'''

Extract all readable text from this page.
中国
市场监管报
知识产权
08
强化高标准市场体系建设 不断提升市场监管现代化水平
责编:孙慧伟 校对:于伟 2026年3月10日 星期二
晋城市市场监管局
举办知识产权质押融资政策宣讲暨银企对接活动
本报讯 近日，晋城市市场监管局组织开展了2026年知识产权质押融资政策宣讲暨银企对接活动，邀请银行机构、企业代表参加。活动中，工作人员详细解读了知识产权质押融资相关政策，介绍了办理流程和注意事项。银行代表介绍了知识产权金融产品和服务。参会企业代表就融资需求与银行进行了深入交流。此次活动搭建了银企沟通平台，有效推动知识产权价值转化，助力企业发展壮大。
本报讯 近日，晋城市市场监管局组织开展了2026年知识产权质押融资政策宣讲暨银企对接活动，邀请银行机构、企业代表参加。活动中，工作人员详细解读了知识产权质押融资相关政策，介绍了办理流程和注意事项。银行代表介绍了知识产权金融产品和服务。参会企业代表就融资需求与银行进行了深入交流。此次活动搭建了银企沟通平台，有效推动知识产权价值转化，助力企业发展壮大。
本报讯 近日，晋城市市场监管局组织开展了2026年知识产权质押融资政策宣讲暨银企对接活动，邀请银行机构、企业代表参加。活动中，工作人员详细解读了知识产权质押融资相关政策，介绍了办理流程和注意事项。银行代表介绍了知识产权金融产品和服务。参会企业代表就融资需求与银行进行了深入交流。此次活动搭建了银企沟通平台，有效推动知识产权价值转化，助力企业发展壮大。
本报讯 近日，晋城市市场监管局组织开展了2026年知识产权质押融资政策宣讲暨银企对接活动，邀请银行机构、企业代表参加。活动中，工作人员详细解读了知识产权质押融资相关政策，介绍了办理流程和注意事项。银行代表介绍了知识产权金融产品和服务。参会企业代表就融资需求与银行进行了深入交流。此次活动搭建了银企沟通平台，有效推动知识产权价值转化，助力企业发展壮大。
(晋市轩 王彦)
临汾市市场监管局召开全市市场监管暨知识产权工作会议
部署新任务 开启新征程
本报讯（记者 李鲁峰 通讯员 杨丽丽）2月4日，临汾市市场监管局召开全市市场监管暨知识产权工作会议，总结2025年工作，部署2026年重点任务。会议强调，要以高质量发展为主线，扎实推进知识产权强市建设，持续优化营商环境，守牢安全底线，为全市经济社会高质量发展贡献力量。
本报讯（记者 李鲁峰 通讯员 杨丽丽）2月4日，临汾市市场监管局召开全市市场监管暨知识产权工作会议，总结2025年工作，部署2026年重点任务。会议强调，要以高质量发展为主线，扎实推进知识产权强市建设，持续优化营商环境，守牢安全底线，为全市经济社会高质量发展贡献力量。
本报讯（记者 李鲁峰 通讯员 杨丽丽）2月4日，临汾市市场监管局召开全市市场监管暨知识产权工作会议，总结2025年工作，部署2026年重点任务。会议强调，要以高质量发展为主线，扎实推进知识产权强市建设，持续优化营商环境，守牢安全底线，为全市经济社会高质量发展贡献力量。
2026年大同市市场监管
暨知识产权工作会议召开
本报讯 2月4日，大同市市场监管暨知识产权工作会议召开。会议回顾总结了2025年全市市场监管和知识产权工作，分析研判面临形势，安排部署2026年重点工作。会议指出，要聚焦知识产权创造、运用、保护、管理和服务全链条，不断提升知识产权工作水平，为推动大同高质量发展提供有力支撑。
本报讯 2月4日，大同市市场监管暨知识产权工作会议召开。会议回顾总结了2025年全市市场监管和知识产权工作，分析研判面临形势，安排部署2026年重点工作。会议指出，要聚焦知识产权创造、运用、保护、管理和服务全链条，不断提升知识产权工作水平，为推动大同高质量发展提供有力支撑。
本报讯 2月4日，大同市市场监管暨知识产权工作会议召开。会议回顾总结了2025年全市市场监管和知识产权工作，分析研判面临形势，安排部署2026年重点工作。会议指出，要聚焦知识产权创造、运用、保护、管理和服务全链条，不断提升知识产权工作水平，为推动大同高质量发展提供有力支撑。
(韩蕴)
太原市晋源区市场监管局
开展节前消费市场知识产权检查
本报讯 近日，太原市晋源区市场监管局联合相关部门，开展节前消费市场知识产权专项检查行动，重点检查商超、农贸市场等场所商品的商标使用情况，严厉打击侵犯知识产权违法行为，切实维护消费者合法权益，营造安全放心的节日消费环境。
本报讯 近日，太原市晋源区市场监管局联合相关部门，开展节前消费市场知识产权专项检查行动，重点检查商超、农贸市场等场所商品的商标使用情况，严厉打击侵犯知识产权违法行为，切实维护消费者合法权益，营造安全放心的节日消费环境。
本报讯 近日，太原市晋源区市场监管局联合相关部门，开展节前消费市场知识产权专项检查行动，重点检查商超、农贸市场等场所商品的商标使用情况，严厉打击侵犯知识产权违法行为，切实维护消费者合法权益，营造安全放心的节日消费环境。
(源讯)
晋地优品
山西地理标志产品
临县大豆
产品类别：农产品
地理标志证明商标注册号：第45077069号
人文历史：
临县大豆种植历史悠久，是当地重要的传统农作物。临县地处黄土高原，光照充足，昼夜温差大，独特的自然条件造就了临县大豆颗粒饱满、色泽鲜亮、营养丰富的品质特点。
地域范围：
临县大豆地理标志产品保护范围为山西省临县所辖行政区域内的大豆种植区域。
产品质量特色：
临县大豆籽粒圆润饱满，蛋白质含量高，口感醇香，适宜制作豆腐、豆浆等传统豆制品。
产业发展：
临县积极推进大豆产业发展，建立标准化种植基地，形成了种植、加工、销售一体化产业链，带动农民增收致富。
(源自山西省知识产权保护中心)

'''

▶ _Your objective_
Every record above needs to be repeated word for word.

▶ _Answer in full_
Extract all readable text from this page.
中国
市场监管报
知识产权
08
强化高标准市场体系建设 不断提升市场监管现代化水平
责编:孙慧伟 校对:于伟 2026年3月10日 星期二
晋城市市场监管局
举办知识产权质押融资政策宣讲暨银企对接活动
本报讯 近日，晋城市市场监管局组织开展了2026年知识产权质押融资政策宣讲暨银企对接活动，邀请银行机构、企业代表参加。活动中，工作人员详细解读了知识产权质押融资相关政策，介绍了办理流程和注意事项。银行代表介绍了知识产权金融产品和服务。参会企业代表就融资需求与银行进行了深入交流。此次活动搭建了银企沟通平台，有效推动知识产权价值转化，助力企业发展壮大。
本报讯 近日，晋城市市场监管局组织开展了2026年知识产权质押融资政策宣讲暨银企对接活动，邀请银行机构、企业代表参加。活动中，工作人员详细解读了知识产权质押融资相关政策，介绍了办理流程和注意事项。银行代表介绍了知识产权金融产品和服务。参会企业代表就融资需求与银行进行了深入交流。此次活动搭建了银企沟通平台，有效推动知识产权价值转化，助力企业发展壮大。
本报讯 近日，晋城市市场监管局组织开展了2026年知识产权质押融资政策宣讲暨银企对接活动，邀请银行机构、企业代表参加。活动中，工作人员详细解读了知识产权质押融资相关政策，介绍了办理流程和注意事项。银行代表介绍了知识产权金融产品和服务。参会企业代表就融资需求与银行进行了深入交流。此次活动搭建了银企沟通平台，有效推动知识产权价值转化，助力企业发展壮大。
本报讯 近日，晋城市市场监管局组织开展了2026年知识产权质押融资政策宣讲暨银企对接活动，邀请银行机构、企业代表参加。活动中，工作人员详细解读了知识产权质押融资相关政策，介绍了办理流程和注意事项。银行代表介绍了知识产权金融产品和服务。参会企业代表就融资需求与银行进行了深入交流。此次活动搭建了银企沟通平台，有效推动知识产权价值转化，助力企业发展壮大。
(晋市轩 王彦)
临汾市市场监管局召开全市市场监管暨知识产权工作会议
部署新任务 开启新征程
本报讯（记者 李鲁峰 通讯员 杨丽丽）2月4日，临汾市市场监管局召开全市市场监管暨知识产权工作会议，总结2025年工作，部署2026年重点任务。会议强调，要以高质量发展为主线，扎实推进知识产权强市建设，持续优化营商环境，守牢安全底线，为全市经济社会高质量发展贡献力量。
本报讯（记者 李鲁峰 通讯员 杨丽丽）2月4日，临汾市市场监管局召开全市市场监管暨知识产权工作会议，总结2025年工作，部署2026年重点任务。会议强调，要以高质量发展为主线，扎实推进知识产权强市建设，持续优化营商环境，守牢安全底线，为全市经济社会高质量发展贡献力量。
本报讯（记者 李鲁峰 通讯员 杨丽丽）2月4日，临汾市市场监管局召开全市市场监管暨知识产权工作会议，总结2025年工作，部署2026年重点任务。会议强调，要以高质量发展为主线，扎实推进知识产权强市建设，持续优化营商环境，守牢安全底线，为全市经济社会高质量发展贡献力量。
2026年大同市市场监管
暨知识产权工作会议召开
本报讯 2月4日，大同市市场监管暨知识产权工作会议召开。会议回顾总结了2025年全市市场监管和知识产权工作，分析研判面临形势，安排部署2026年重点工作。会议指出，要聚焦知识产权创造、运用、保护、管理和服务全链条，不断提升知识产权工作水平，为推动大同高质量发展提供有力支撑。
本报讯 2月4日，大同市市场监管暨知识产权工作会议召开。会议回顾总结了2025年全市市场监管和知识产权工作，分析研判面临形势，安排部署2026年重点工作。会议指出，要聚焦知识产权创造、运用、保护、管理和服务全链条，不断提升知识产权工作水平，为推动大同高质量发展提供有力支撑。
本报讯 2月4日，大同市市场监管暨知识产权工作会议召开。会议回顾总结了2025年全市市场监管和知识产权工作，分析研判面临形势，安排部署2026年重点工作。会议指出，要聚焦知识产权创造、运用、保护、管理和服务全链条，不断提升知识产权工作水平，为推动大同高质量发展提供有力支撑。
(韩蕴)
太原市晋源区市场监管局
开展节前消费市场知识产权检查
本报讯 近日，太原市晋源区市场监管局联合相关部门，开展节前消费市场知识产权专项检查行动，重点检查商超、农贸市场等场所商品的商标使用情况，严厉打击侵犯知识产权违法行为，切实维护消费者合法权益，营造安全放心的节日消费环境。
本报讯 近日，太原市晋源区市场监管局联合相关部门，开展节前消费市场知识产权专项检查行动，重点检查商超、农贸市场等场所商品的商标使用情况，严厉打击侵犯知识产权违法行为，切实维护消费者合法权益，营造安全放心的节日消费环境。
本报讯 近日，太原市晋源区市场监管局联合相关部门，开展节前消费市场知识产权专项检查行动，重点检查商超、农贸市场等场所商品的商标使用情况，严厉打击侵犯知识产权违法行为，切实维护消费者合法权益，营造安全放心的节日消费环境。
(源讯)
晋地优品
山西地理标志产品
临县大豆
产品类别：农产品
地理标志证明商标注册号：第45077069号
人文历史：
临县大豆种植历史悠久，是当地重要的传统农作物。临县地处黄土高原，光照充足，昼夜温差大，独特的自然条件造就了临县大豆颗粒饱满、色泽鲜亮、营养丰富的品质特点。
地域范围：
临县大豆地理标志产品保护范围为山西省临县所辖行政区域内的大豆种植区域。
产品质量特色：
临县大豆籽粒圆润饱满，蛋白质含量高，口感醇香，适宜制作豆腐、豆浆等传统豆制品。
产业发展：
临县积极推进大豆产业发展，建立标准化种植基地，形成了种植、加工、销售一体化产业链，带动农民增收致富。
(源自山西省知识产权保护中心)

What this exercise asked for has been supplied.